Attività da svolgere:
a. Trasforma in un elenco puntato il paragrafo dell'estratto fornito che comincia con "Il Patriarcato Latino di Gerusalemme ha un nuovo diacono", mantenendone i fatti principali.
b. Cita senza alcuna modifica le righe dell'elenco, partendo dalla prima e arrivando alla riga che contiene "left curtain — [421, 918, 623, 1336]", compresa.

IL SIGNORE VI HA ASPETTATO QUI SU QUESTA MONTAGNA

Giovanni Paolo II, 24/03/2000

Un nuovo diacono formatosi nel nostro Seminario: Samuel Francisco Tobar Maida

“Custode fedele del progetto di Dio per te e per la Sua Chiesa”

By: Sara Fornari

Il Patriarcato Latino di Gerusalemme ha un nuovo diacono: Samuel Francisco Tobar Maida, salvadoregno, 33 anni, del Seminario Redemptoris Mater di Galilea, che ha ricevuto l’ordinazione dalle mani di S.B. Mons. Pierbattista Pizzaballa, lo scorso 18 marzo, alla vigilia della solennità di San Giuseppe, presso la chiesa della Domus Galilaeae. Hanno partecipato alla celebrazione p. Aktham Hijazin, parroco di Rameh -dove Samuel sta prestando servizio-, alcune religiose, e i fratelli della comunità neocatecumenale di Fassouta, dove il giovane sta compiendo il suo itinerario di formazione alla fede; mentre la numerosa famiglia e la comunità di origine di Samuel hanno seguito in collegamento da San Salvador. Una grande distanza colmata non solo per mezzo di internet, ma anche grazie alla comunione spirituale.

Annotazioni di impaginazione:
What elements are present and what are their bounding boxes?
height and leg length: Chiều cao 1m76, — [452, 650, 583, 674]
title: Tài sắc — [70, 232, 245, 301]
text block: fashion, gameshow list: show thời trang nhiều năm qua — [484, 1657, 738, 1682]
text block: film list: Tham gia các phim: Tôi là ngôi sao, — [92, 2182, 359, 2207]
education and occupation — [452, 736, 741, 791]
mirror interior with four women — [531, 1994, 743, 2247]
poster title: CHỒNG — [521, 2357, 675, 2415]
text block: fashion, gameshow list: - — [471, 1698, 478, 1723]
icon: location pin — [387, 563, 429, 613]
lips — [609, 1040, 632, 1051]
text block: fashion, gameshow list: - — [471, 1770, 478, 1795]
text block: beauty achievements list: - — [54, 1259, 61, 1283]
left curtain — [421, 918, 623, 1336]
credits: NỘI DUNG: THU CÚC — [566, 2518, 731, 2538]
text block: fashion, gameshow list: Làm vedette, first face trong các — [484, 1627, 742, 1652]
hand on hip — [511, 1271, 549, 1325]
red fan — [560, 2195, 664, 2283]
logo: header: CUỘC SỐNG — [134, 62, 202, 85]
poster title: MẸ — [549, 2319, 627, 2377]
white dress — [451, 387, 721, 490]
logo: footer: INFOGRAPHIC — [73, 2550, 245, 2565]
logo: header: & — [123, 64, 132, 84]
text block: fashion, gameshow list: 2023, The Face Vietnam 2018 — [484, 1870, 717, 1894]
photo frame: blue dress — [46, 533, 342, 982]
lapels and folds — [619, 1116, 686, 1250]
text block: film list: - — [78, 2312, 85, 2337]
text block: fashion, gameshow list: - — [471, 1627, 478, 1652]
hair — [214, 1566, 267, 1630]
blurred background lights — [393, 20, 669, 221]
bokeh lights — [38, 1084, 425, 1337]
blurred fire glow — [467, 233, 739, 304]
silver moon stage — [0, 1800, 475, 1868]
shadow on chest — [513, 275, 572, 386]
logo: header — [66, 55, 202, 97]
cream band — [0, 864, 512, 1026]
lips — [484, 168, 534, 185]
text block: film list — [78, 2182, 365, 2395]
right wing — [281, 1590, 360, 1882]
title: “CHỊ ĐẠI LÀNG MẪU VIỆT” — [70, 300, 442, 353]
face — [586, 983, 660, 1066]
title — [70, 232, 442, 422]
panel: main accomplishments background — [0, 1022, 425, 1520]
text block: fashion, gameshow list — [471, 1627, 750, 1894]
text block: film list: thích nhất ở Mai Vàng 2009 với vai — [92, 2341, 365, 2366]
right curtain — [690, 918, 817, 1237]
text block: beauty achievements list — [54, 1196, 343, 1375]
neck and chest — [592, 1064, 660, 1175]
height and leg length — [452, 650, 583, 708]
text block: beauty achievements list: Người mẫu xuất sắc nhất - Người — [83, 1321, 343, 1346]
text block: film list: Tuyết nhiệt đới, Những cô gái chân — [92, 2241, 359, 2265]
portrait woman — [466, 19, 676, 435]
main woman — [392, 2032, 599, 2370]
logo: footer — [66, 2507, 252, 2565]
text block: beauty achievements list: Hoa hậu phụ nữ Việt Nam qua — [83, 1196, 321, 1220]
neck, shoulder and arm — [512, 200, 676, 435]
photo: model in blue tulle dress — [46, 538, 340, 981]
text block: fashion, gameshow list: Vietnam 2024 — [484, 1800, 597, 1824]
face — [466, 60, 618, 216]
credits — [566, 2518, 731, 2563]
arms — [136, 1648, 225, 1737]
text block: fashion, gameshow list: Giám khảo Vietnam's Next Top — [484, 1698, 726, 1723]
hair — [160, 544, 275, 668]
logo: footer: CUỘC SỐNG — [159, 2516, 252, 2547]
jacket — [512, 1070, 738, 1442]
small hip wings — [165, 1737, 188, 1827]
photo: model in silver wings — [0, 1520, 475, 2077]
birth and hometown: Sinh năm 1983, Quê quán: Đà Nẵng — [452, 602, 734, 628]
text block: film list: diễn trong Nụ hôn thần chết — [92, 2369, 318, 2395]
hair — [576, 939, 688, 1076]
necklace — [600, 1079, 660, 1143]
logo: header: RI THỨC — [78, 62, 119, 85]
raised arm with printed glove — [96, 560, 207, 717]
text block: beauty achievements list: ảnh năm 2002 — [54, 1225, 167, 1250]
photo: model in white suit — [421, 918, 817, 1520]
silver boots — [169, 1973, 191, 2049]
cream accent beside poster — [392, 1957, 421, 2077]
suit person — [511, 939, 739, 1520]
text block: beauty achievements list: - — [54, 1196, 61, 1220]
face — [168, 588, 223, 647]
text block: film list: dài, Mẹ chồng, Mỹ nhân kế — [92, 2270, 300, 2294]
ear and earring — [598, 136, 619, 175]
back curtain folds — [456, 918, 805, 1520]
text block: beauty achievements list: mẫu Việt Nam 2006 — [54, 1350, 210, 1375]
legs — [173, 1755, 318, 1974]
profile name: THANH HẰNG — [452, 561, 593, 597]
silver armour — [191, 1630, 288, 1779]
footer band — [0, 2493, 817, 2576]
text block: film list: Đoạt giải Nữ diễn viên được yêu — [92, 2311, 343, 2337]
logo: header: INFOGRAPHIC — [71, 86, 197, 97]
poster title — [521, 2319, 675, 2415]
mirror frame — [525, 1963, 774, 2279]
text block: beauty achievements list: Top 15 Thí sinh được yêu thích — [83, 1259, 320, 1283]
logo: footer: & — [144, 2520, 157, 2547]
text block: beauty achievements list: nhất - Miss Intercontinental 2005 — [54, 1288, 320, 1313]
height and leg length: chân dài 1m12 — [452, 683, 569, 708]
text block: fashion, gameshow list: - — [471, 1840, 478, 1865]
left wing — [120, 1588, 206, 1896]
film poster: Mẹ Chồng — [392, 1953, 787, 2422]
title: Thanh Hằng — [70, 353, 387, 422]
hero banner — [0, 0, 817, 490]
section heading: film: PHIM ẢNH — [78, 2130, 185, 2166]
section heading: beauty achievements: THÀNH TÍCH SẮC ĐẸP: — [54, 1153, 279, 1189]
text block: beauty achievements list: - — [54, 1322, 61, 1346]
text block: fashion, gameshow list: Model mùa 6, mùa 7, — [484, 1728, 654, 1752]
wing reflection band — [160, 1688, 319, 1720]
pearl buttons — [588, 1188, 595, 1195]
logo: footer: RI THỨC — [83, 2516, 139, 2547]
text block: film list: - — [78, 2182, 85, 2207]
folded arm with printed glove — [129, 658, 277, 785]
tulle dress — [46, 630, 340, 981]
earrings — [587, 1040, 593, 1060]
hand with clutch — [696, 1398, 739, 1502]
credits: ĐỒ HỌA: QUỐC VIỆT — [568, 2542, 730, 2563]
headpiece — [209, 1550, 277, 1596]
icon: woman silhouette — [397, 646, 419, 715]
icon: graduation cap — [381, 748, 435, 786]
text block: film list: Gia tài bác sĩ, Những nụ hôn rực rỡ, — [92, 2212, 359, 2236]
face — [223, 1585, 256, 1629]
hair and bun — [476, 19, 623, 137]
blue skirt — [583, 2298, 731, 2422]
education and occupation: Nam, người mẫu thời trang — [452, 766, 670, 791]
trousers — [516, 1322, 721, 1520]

Risultati in ordine:
a.
- Il Patriarcato Latino di Gerusalemme ha un nuovo diacono: Samuel Francisco Tobar Maida, salvadoregno, 33 anni, del Seminario Redemptoris Mater di Galilea.
- È stato ordinato da S.B. Mons. Pierbattista Pizzaballa il 18 marzo, alla vigilia della solennità di San Giuseppe, nella chiesa della Domus Galilaeae.
- Alla celebrazione erano presenti p. Aktham Hijazin, parroco di Rameh, dove Samuel presta servizio, alcune religiose e i fratelli della comunità neocatecumenale di Fassouta, dove il giovane compie il suo itinerario di formazione alla fede.
- La numerosa famiglia e la comunità di origine di Samuel hanno seguito la celebrazione in collegamento da San Salvador. La distanza è stata colmata grazie a internet e alla comunione spirituale.

b.
What elements are present and what are their bounding boxes?
height and leg length: Chiều cao 1m76, — [452, 650, 583, 674]
title: Tài sắc — [70, 232, 245, 301]
text block: fashion, gameshow list: show thời trang nhiều năm qua — [484, 1657, 738, 1682]
text block: film list: Tham gia các phim: Tôi là ngôi sao, — [92, 2182, 359, 2207]
education and occupation — [452, 736, 741, 791]
mirror interior with four women — [531, 1994, 743, 2247]
poster title: CHỒNG — [521, 2357, 675, 2415]
text block: fashion, gameshow list: - — [471, 1698, 478, 1723]
icon: location pin — [387, 563, 429, 613]
lips — [609, 1040, 632, 1051]
text block: fashion, gameshow list: - — [471, 1770, 478, 1795]
text block: beauty achievements list: - — [54, 1259, 61, 1283]
left curtain — [421, 918, 623, 1336]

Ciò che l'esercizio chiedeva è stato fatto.